◆ Task to carry out
Would you output the whole listing below, exactly as it reads?

◆ Data provided
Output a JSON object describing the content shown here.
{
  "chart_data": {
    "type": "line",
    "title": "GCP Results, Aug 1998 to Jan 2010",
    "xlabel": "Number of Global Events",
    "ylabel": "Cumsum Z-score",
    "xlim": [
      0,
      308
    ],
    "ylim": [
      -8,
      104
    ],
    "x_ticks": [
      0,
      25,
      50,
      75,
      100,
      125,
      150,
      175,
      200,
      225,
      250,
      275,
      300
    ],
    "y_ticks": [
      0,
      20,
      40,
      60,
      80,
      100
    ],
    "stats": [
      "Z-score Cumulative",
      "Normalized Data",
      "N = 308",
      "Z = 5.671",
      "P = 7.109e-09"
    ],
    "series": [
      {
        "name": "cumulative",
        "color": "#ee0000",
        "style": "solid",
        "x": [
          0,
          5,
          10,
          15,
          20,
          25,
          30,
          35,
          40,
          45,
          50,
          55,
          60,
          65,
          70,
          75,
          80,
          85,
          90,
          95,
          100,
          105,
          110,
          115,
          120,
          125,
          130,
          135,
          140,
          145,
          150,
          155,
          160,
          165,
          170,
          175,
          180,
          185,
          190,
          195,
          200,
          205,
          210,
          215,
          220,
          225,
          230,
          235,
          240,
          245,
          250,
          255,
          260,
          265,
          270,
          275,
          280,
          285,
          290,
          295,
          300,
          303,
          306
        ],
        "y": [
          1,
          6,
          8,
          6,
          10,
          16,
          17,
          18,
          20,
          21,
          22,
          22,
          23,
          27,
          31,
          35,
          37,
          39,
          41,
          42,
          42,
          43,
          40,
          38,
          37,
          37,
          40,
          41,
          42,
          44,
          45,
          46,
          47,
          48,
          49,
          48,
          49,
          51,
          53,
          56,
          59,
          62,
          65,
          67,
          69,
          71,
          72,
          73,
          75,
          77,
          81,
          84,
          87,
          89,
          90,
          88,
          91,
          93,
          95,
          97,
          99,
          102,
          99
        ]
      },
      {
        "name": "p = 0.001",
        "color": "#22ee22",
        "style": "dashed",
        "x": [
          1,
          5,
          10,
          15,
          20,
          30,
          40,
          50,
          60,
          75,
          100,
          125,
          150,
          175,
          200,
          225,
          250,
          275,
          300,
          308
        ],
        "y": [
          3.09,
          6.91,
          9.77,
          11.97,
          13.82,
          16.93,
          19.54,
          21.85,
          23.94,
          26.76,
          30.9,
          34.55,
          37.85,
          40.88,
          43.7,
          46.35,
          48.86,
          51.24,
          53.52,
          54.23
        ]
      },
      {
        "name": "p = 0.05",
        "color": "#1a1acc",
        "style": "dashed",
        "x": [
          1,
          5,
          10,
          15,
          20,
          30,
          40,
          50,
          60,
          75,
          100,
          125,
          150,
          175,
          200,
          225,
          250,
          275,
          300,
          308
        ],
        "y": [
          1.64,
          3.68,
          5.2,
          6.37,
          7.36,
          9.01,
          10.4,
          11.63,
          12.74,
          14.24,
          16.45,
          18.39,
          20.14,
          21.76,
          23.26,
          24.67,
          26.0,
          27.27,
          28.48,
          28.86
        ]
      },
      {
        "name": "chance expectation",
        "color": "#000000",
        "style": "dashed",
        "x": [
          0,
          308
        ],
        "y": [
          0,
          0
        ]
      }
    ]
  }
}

◆ Right answer
Output a JSON object describing the content shown here.
{
  "chart_data": {
    "type": "line",
    "title": "GCP Results, Aug 1998 to Jan 2010",
    "xlabel": "Number of Global Events",
    "ylabel": "Cumsum Z-score",
    "xlim": [
      0,
      308
    ],
    "ylim": [
      -8,
      104
    ],
    "x_ticks": [
      0,
      25,
      50,
      75,
      100,
      125,
      150,
      175,
      200,
      225,
      250,
      275,
      300
    ],
    "y_ticks": [
      0,
      20,
      40,
      60,
      80,
      100
    ],
    "stats": [
      "Z-score Cumulative",
      "Normalized Data",
      "N = 308",
      "Z = 5.671",
      "P = 7.109e-09"
    ],
    "series": [
      {
        "name": "cumulative",
        "color": "#ee0000",
        "style": "solid",
        "x": [
          0,
          5,
          10,
          15,
          20,
          25,
          30,
          35,
          40,
          45,
          50,
          55,
          60,
          65,
          70,
          75,
          80,
          85,
          90,
          95,
          100,
          105,
          110,
          115,
          120,
          125,
          130,
          135,
          140,
          145,
          150,
          155,
          160,
          165,
          170,
          175,
          180,
          185,
          190,
          195,
          200,
          205,
          210,
          215,
          220,
          225,
          230,
          235,
          240,
          245,
          250,
          255,
          260,
          265,
          270,
          275,
          280,
          285,
          290,
          295,
          300,
          303,
          306
        ],
        "y": [
          1,
          6,
          8,
          6,
          10,
          16,
          17,
          18,
          20,
          21,
          22,
          22,
          23,
          27,
          31,
          35,
          37,
          39,
          41,
          42,
          42,
          43,
          40,
          38,
          37,
          37,
          40,
          41,
          42,
          44,
          45,
          46,
          47,
          48,
          49,
          48,
          49,
          51,
          53,
          56,
          59,
          62,
          65,
          67,
          69,
          71,
          72,
          73,
          75,
          77,
          81,
          84,
          87,
          89,
          90,
          88,
          91,
          93,
          95,
          97,
          99,
          102,
          99
        ]
      },
      {
        "name": "p = 0.001",
        "color": "#22ee22",
        "style": "dashed",
        "x": [
          1,
          5,
          10,
          15,
          20,
          30,
          40,
          50,
          60,
          75,
          100,
          125,
          150,
          175,
          200,
          225,
          250,
          275,
          300,
          308
        ],
        "y": [
          3.09,
          6.91,
          9.77,
          11.97,
          13.82,
          16.93,
          19.54,
          21.85,
          23.94,
          26.76,
          30.9,
          34.55,
          37.85,
          40.88,
          43.7,
          46.35,
          48.86,
          51.24,
          53.52,
          54.23
        ]
      },
      {
        "name": "p = 0.05",
        "color": "#1a1acc",
        "style": "dashed",
        "x": [
          1,
          5,
          10,
          15,
          20,
          30,
          40,
          50,
          60,
          75,
          100,
          125,
          150,
          175,
          200,
          225,
          250,
          275,
          300,
          308
        ],
        "y": [
          1.64,
          3.68,
          5.2,
          6.37,
          7.36,
          9.01,
          10.4,
          11.63,
          12.74,
          14.24,
          16.45,
          18.39,
          20.14,
          21.76,
          23.26,
          24.67,
          26.0,
          27.27,
          28.48,
          28.86
        ]
      },
      {
        "name": "chance expectation",
        "color": "#000000",
        "style": "dashed",
        "x": [
          0,
          308
        ],
        "y": [
          0,
          0
        ]
      }
    ]
  }
}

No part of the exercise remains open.